** start Source records **

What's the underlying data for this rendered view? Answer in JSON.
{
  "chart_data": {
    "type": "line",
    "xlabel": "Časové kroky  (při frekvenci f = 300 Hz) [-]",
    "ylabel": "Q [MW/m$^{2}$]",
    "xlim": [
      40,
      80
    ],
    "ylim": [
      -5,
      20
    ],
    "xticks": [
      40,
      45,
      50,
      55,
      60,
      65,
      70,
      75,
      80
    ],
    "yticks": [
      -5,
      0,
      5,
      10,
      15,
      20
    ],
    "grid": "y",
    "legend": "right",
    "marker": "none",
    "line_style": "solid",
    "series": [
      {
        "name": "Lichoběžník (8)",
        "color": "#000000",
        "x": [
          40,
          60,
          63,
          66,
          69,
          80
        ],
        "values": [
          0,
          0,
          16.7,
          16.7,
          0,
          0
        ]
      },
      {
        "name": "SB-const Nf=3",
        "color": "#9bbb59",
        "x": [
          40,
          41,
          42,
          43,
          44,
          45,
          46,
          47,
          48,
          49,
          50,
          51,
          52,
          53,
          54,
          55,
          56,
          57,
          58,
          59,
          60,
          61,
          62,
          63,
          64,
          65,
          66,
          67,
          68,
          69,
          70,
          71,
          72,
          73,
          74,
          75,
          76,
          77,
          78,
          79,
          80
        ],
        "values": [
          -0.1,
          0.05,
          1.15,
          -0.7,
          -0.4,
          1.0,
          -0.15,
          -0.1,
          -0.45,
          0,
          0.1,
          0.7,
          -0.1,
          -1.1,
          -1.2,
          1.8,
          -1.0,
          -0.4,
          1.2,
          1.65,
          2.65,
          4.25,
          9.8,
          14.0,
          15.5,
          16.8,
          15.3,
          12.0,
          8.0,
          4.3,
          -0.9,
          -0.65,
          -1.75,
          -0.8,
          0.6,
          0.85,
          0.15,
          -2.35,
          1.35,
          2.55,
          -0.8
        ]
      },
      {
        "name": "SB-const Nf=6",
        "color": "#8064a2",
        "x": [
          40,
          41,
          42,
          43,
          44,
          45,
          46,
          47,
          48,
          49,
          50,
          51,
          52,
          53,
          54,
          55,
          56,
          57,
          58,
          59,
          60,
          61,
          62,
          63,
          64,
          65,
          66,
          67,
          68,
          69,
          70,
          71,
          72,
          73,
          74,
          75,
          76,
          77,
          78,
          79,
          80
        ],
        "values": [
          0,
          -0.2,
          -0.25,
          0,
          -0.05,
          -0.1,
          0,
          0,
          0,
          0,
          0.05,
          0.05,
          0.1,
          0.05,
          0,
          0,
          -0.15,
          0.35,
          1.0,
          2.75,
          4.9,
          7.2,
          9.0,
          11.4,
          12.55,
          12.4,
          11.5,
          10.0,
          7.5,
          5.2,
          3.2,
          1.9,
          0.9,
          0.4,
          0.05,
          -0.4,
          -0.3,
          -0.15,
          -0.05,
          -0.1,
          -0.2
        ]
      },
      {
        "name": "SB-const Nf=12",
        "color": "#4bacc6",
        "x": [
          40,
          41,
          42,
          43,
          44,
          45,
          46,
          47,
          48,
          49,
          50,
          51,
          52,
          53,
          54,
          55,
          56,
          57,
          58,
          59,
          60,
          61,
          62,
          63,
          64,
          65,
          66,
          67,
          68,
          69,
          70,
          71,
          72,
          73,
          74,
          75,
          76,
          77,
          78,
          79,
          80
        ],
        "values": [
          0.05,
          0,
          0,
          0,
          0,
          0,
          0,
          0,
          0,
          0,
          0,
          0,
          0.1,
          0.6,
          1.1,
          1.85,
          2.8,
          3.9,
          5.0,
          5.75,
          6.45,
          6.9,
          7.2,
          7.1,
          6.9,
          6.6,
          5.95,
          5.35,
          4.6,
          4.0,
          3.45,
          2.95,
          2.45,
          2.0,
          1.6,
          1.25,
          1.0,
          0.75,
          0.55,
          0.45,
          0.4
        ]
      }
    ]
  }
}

** end Source records **

# The task
Read the entries and select each line where the word "color" is found.

# Result
        "color": "#000000",
        "color": "#9bbb59",
        "color": "#8064a2",
        "color": "#4bacc6",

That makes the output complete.